» **To be done**
Set down the full listing exactly, character for character.

* start Stored rows *

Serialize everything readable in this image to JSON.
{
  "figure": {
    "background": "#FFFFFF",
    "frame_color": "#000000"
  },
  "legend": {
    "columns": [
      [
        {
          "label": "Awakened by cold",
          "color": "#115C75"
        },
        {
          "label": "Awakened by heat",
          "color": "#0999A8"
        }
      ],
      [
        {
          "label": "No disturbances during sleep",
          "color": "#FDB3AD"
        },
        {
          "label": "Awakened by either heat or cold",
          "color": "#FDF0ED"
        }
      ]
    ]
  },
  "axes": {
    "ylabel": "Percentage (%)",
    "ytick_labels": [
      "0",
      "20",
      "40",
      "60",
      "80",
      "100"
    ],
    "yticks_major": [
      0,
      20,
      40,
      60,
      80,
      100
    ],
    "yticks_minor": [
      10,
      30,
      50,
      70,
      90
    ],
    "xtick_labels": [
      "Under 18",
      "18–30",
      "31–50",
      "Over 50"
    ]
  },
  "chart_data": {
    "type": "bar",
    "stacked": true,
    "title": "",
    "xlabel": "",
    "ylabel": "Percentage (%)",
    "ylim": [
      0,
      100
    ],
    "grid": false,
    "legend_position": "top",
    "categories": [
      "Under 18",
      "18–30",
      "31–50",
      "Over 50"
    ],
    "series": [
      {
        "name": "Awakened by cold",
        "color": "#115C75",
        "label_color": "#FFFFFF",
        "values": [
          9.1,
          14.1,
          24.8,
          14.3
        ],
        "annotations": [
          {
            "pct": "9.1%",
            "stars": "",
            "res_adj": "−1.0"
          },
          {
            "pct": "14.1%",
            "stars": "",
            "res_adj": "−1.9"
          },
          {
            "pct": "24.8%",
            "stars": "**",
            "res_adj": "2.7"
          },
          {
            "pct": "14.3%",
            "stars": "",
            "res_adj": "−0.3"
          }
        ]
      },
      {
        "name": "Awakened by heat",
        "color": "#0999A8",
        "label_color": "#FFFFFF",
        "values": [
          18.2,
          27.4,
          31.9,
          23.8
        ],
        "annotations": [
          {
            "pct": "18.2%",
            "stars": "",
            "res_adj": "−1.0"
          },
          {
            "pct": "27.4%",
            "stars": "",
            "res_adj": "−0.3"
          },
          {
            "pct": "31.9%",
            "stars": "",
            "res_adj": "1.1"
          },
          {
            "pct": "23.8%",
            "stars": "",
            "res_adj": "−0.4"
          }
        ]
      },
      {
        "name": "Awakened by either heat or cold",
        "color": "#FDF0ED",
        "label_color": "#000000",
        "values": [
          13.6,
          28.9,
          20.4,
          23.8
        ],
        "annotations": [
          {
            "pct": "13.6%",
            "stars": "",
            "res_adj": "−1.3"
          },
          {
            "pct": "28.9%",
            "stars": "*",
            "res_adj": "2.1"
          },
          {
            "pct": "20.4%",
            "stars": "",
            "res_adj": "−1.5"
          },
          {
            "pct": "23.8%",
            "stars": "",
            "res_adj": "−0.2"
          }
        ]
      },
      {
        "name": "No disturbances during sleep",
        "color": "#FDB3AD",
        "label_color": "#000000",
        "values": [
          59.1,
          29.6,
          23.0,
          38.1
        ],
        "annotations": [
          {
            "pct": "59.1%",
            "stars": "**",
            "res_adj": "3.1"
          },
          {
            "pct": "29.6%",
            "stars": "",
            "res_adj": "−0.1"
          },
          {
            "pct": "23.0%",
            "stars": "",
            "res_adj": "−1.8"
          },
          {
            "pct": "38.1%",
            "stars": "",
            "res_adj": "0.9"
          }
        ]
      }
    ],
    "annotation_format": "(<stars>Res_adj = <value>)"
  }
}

* end Stored rows *

» **Written solution**
Serialize everything readable in this image to JSON.
{
  "figure": {
    "background": "#FFFFFF",
    "frame_color": "#000000"
  },
  "legend": {
    "columns": [
      [
        {
          "label": "Awakened by cold",
          "color": "#115C75"
        },
        {
          "label": "Awakened by heat",
          "color": "#0999A8"
        }
      ],
      [
        {
          "label": "No disturbances during sleep",
          "color": "#FDB3AD"
        },
        {
          "label": "Awakened by either heat or cold",
          "color": "#FDF0ED"
        }
      ]
    ]
  },
  "axes": {
    "ylabel": "Percentage (%)",
    "ytick_labels": [
      "0",
      "20",
      "40",
      "60",
      "80",
      "100"
    ],
    "yticks_major": [
      0,
      20,
      40,
      60,
      80,
      100
    ],
    "yticks_minor": [
      10,
      30,
      50,
      70,
      90
    ],
    "xtick_labels": [
      "Under 18",
      "18–30",
      "31–50",
      "Over 50"
    ]
  },
  "chart_data": {
    "type": "bar",
    "stacked": true,
    "title": "",
    "xlabel": "",
    "ylabel": "Percentage (%)",
    "ylim": [
      0,
      100
    ],
    "grid": false,
    "legend_position": "top",
    "categories": [
      "Under 18",
      "18–30",
      "31–50",
      "Over 50"
    ],
    "series": [
      {
        "name": "Awakened by cold",
        "color": "#115C75",
        "label_color": "#FFFFFF",
        "values": [
          9.1,
          14.1,
          24.8,
          14.3
        ],
        "annotations": [
          {
            "pct": "9.1%",
            "stars": "",
            "res_adj": "−1.0"
          },
          {
            "pct": "14.1%",
            "stars": "",
            "res_adj": "−1.9"
          },
          {
            "pct": "24.8%",
            "stars": "**",
            "res_adj": "2.7"
          },
          {
            "pct": "14.3%",
            "stars": "",
            "res_adj": "−0.3"
          }
        ]
      },
      {
        "name": "Awakened by heat",
        "color": "#0999A8",
        "label_color": "#FFFFFF",
        "values": [
          18.2,
          27.4,
          31.9,
          23.8
        ],
        "annotations": [
          {
            "pct": "18.2%",
            "stars": "",
            "res_adj": "−1.0"
          },
          {
            "pct": "27.4%",
            "stars": "",
            "res_adj": "−0.3"
          },
          {
            "pct": "31.9%",
            "stars": "",
            "res_adj": "1.1"
          },
          {
            "pct": "23.8%",
            "stars": "",
            "res_adj": "−0.4"
          }
        ]
      },
      {
        "name": "Awakened by either heat or cold",
        "color": "#FDF0ED",
        "label_color": "#000000",
        "values": [
          13.6,
          28.9,
          20.4,
          23.8
        ],
        "annotations": [
          {
            "pct": "13.6%",
            "stars": "",
            "res_adj": "−1.3"
          },
          {
            "pct": "28.9%",
            "stars": "*",
            "res_adj": "2.1"
          },
          {
            "pct": "20.4%",
            "stars": "",
            "res_adj": "−1.5"
          },
          {
            "pct": "23.8%",
            "stars": "",
            "res_adj": "−0.2"
          }
        ]
      },
      {
        "name": "No disturbances during sleep",
        "color": "#FDB3AD",
        "label_color": "#000000",
        "values": [
          59.1,
          29.6,
          23.0,
          38.1
        ],
        "annotations": [
          {
            "pct": "59.1%",
            "stars": "**",
            "res_adj": "3.1"
          },
          {
            "pct": "29.6%",
            "stars": "",
            "res_adj": "−0.1"
          },
          {
            "pct": "23.0%",
            "stars": "",
            "res_adj": "−1.8"
          },
          {
            "pct": "38.1%",
            "stars": "",
            "res_adj": "0.9"
          }
        ]
      }
    ],
    "annotation_format": "(<stars>Res_adj = <value>)"
  }
}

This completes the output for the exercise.